─── PROVIDED INFORMATION

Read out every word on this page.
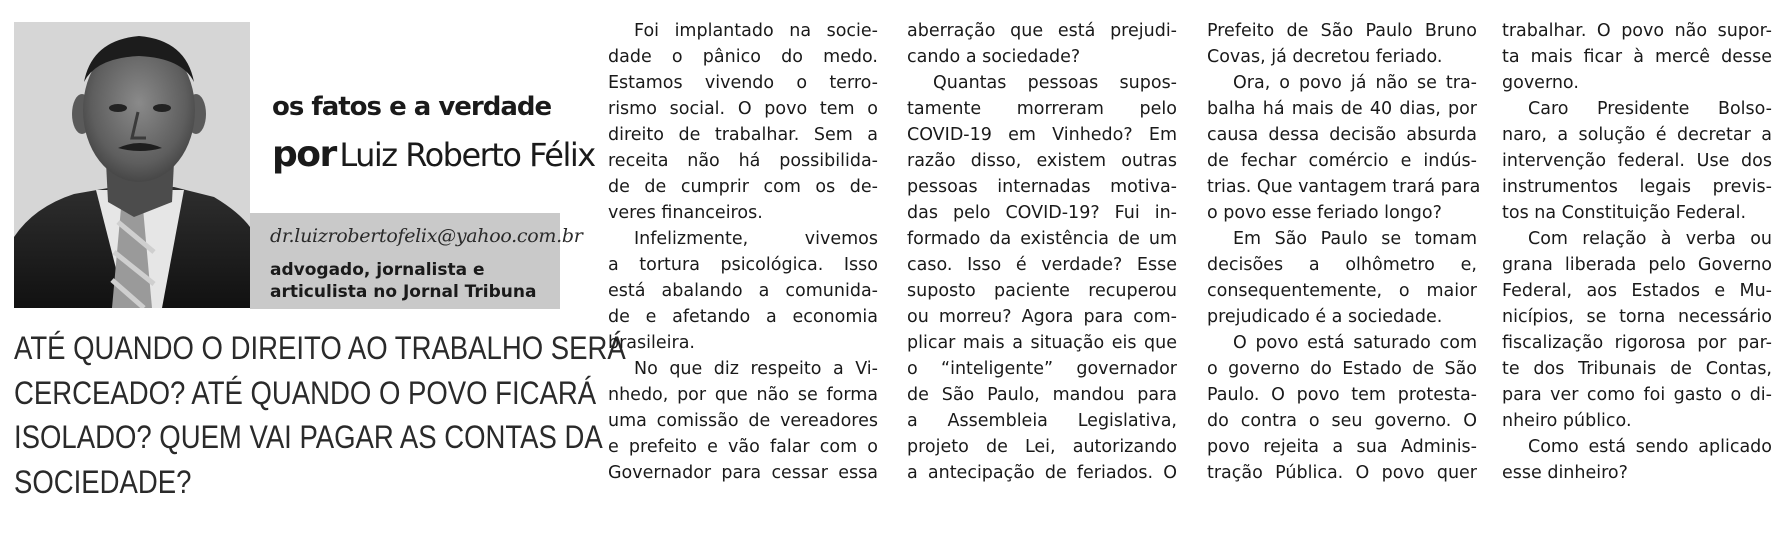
os fatos e a verdade
por Luiz Roberto Félix

dr.luizrobertofelix@yahoo.com.br

advogado, jornalista e
articulista no Jornal Tribuna

ATÉ QUANDO O DIREITO AO TRABALHO SERÁ
CERCEADO? ATÉ QUANDO O POVO FICARÁ
ISOLADO? QUEM VAI PAGAR AS CONTAS DA
SOCIEDADE?
Foi implantado na socie-
dade o pânico do medo.
Estamos vivendo o terro-
rismo social. O povo tem o
direito de trabalhar. Sem a
receita não há possibilida-
de de cumprir com os de-
veres financeiros.
Infelizmente, vivemos
a tortura psicológica. Isso
está abalando a comunida-
de e afetando a economia
brasileira.
No que diz respeito a Vi-
nhedo, por que não se forma
uma comissão de vereadores
e prefeito e vão falar com o
Governador para cessar essa
aberração que está prejudi-
cando a sociedade?
Quantas pessoas supos-
tamente morreram pelo
COVID-19 em Vinhedo? Em
razão disso, existem outras
pessoas internadas motiva-
das pelo COVID-19? Fui in-
formado da existência de um
caso. Isso é verdade? Esse
suposto paciente recuperou
ou morreu? Agora para com-
plicar mais a situação eis que
o “inteligente” governador
de São Paulo, mandou para
a Assembleia Legislativa,
projeto de Lei, autorizando
a antecipação de feriados. O
Prefeito de São Paulo Bruno
Covas, já decretou feriado.
Ora, o povo já não se tra-
balha há mais de 40 dias, por
causa dessa decisão absurda
de fechar comércio e indús-
trias. Que vantagem trará para
o povo esse feriado longo?
Em São Paulo se tomam
decisões a olhômetro e,
consequentemente, o maior
prejudicado é a sociedade.
O povo está saturado com
o governo do Estado de São
Paulo. O povo tem protesta-
do contra o seu governo. O
povo rejeita a sua Adminis-
tração Pública. O povo quer
trabalhar. O povo não supor-
ta mais ficar à mercê desse
governo.
Caro Presidente Bolso-
naro, a solução é decretar a
intervenção federal. Use dos
instrumentos legais previs-
tos na Constituição Federal.
Com relação à verba ou
grana liberada pelo Governo
Federal, aos Estados e Mu-
nicípios, se torna necessário
fiscalização rigorosa por par-
te dos Tribunais de Contas,
para ver como foi gasto o di-
nheiro público.
Como está sendo aplicado
esse dinheiro?
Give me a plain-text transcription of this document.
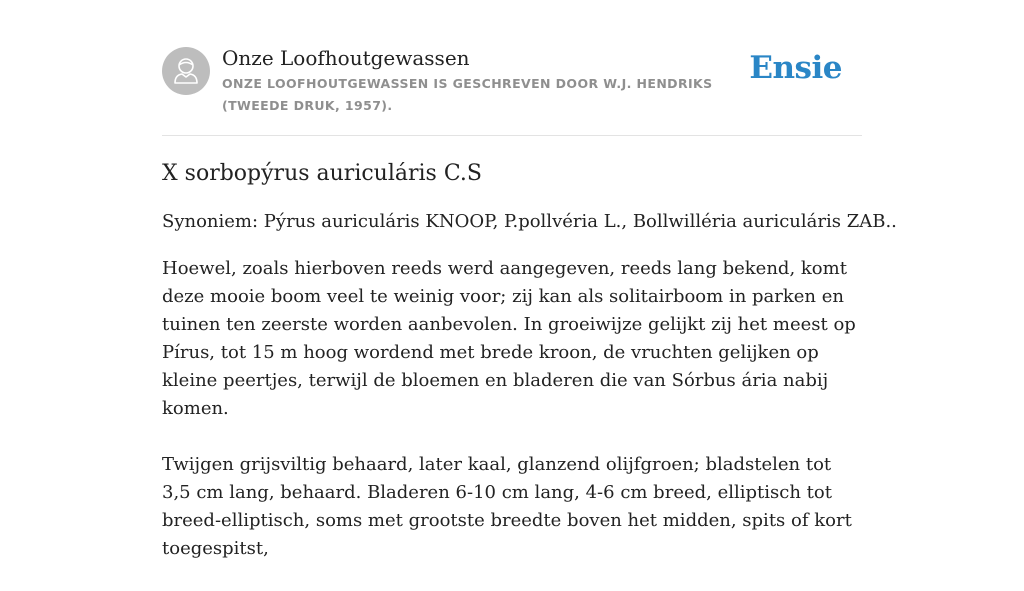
Onze Loofhoutgewassen
ONZE LOOFHOUTGEWASSEN IS GESCHREVEN DOOR W.J. HENDRIKS (TWEEDE DRUK, 1957).
Ensie
X sorbopýrus auriculáris C.S

Synoniem: Pýrus auriculáris KNOOP, P.pollvéria L., Bollwilléria auriculáris ZAB..

Hoewel, zoals hierboven reeds werd aangegeven, reeds lang bekend, komt deze mooie boom veel te weinig voor; zij kan als solitairboom in parken en tuinen ten zeerste worden aanbevolen. In groeiwijze gelijkt zij het meest op Pírus, tot 15 m hoog wordend met brede kroon, de vruchten gelijken op kleine peertjes, terwijl de bloemen en bladeren die van Sórbus ária nabij komen.

Twijgen grijsviltig behaard, later kaal, glanzend olijfgroen; bladstelen tot 3,5 cm lang, behaard. Bladeren 6-10 cm lang, 4-6 cm breed, elliptisch tot breed-elliptisch, soms met grootste breedte boven het midden, spits of kort toegespitst,
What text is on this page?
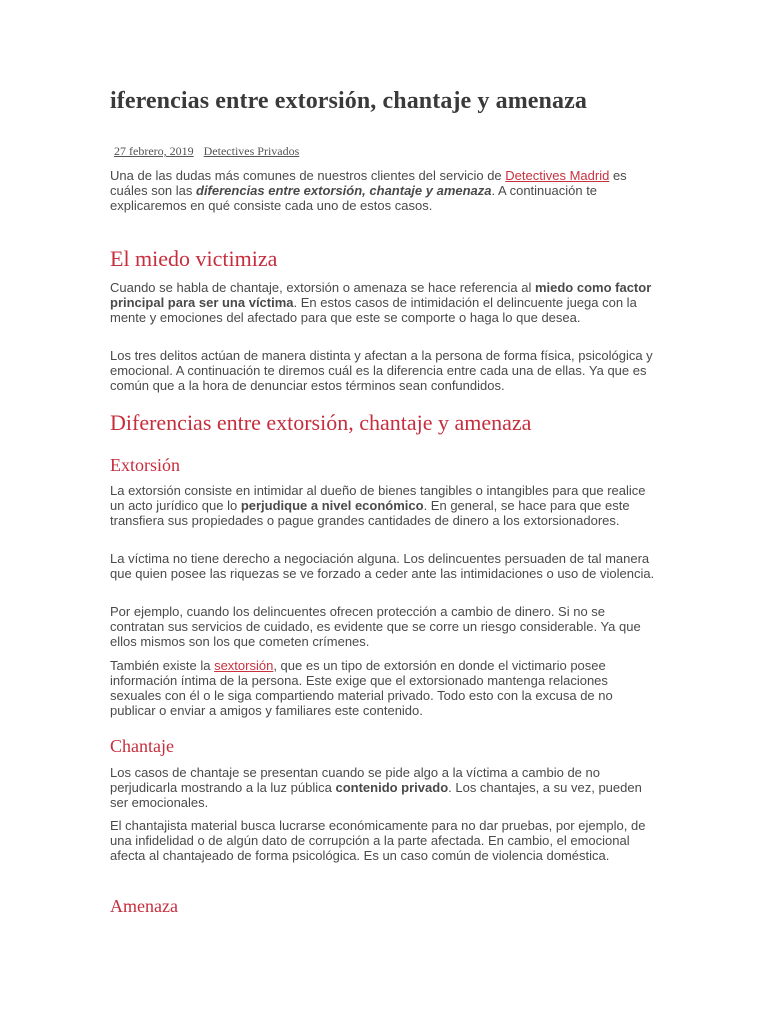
iferencias entre extorsión, chantaje y amenaza
27 febrero, 2019 Detectives Privados

Una de las dudas más comunes de nuestros clientes del servicio de Detectives Madrid es cuáles son las diferencias entre extorsión, chantaje y amenaza. A continuación te explicaremos en qué consiste cada uno de estos casos.

El miedo victimiza

Cuando se habla de chantaje, extorsión o amenaza se hace referencia al miedo como factor principal para ser una víctima. En estos casos de intimidación el delincuente juega con la mente y emociones del afectado para que este se comporte o haga lo que desea.

Los tres delitos actúan de manera distinta y afectan a la persona de forma física, psicológica y emocional. A continuación te diremos cuál es la diferencia entre cada una de ellas. Ya que es común que a la hora de denunciar estos términos sean confundidos.

Diferencias entre extorsión, chantaje y amenaza
Extorsión

La extorsión consiste en intimidar al dueño de bienes tangibles o intangibles para que realice un acto jurídico que lo perjudique a nivel económico. En general, se hace para que este transfiera sus propiedades o pague grandes cantidades de dinero a los extorsionadores.

La víctima no tiene derecho a negociación alguna. Los delincuentes persuaden de tal manera que quien posee las riquezas se ve forzado a ceder ante las intimidaciones o uso de violencia.

Por ejemplo, cuando los delincuentes ofrecen protección a cambio de dinero. Si no se contratan sus servicios de cuidado, es evidente que se corre un riesgo considerable. Ya que ellos mismos son los que cometen crímenes.

También existe la sextorsión, que es un tipo de extorsión en donde el victimario posee información íntima de la persona. Este exige que el extorsionado mantenga relaciones sexuales con él o le siga compartiendo material privado. Todo esto con la excusa de no publicar o enviar a amigos y familiares este contenido.

Chantaje

Los casos de chantaje se presentan cuando se pide algo a la víctima a cambio de no perjudicarla mostrando a la luz pública contenido privado. Los chantajes, a su vez, pueden ser emocionales.

El chantajista material busca lucrarse económicamente para no dar pruebas, por ejemplo, de una infidelidad o de algún dato de corrupción a la parte afectada. En cambio, el emocional afecta al chantajeado de forma psicológica. Es un caso común de violencia doméstica.

Amenaza
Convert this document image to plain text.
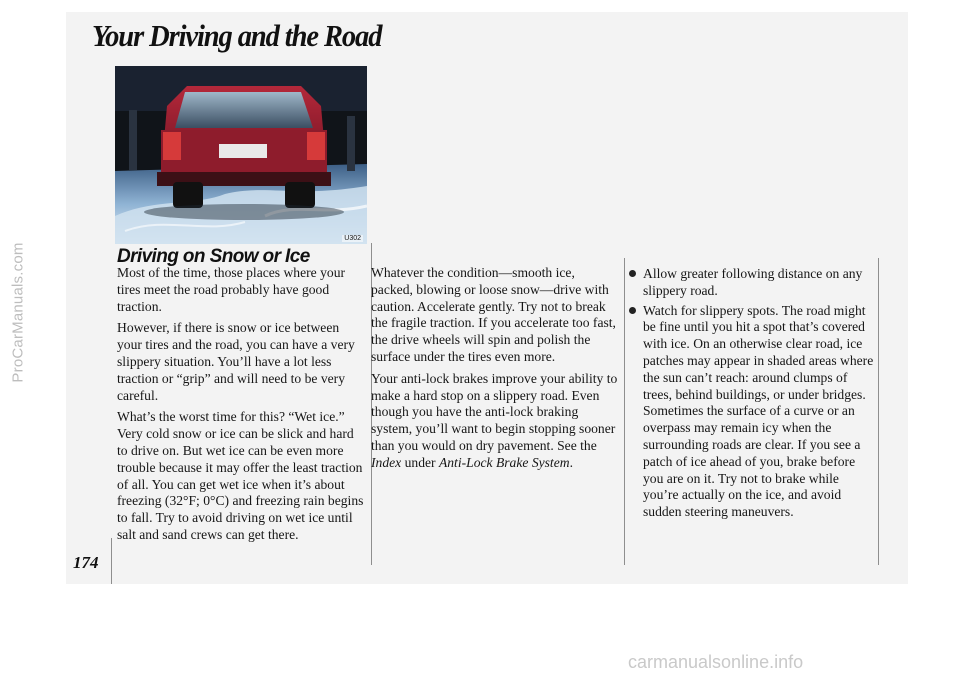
ProCarManuals.com
Your Driving and the Road
U302
Driving on Snow or Ice

Most of the time, those places where your tires meet the road probably have good traction.

However, if there is snow or ice between your tires and the road, you can have a very slippery situation. You’ll have a lot less traction or “grip” and will need to be very careful.

What’s the worst time for this? “Wet ice.” Very cold snow or ice can be slick and hard to drive on. But wet ice can be even more trouble because it may offer the least traction of all. You can get wet ice when it’s about freezing (32°F; 0°C) and freezing rain begins to fall. Try to avoid driving on wet ice until salt and sand crews can get there.

Whatever the condition—smooth ice, packed, blowing or loose snow—drive with caution. Accelerate gently. Try not to break the fragile traction. If you accelerate too fast, the drive wheels will spin and polish the surface under the tires even more.

Your anti-lock brakes improve your ability to make a hard stop on a slippery road. Even though you have the anti-lock braking system, you’ll want to begin stopping sooner than you would on dry pavement. See the Index under Anti-Lock Brake System.

Allow greater following distance on any slippery road.
Watch for slippery spots. The road might be fine until you hit a spot that’s covered with ice. On an otherwise clear road, ice patches may appear in shaded areas where the sun can’t reach: around clumps of trees, behind buildings, or under bridges. Sometimes the surface of a curve or an overpass may remain icy when the surrounding roads are clear. If you see a patch of ice ahead of you, brake before you are on it. Try not to brake while you’re actually on the ice, and avoid sudden steering maneuvers.
174
carmanualsonline.info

──────

AIM: Work out the number of lines above that include the string "material" and write only that number.

FULL OUTPUT: 2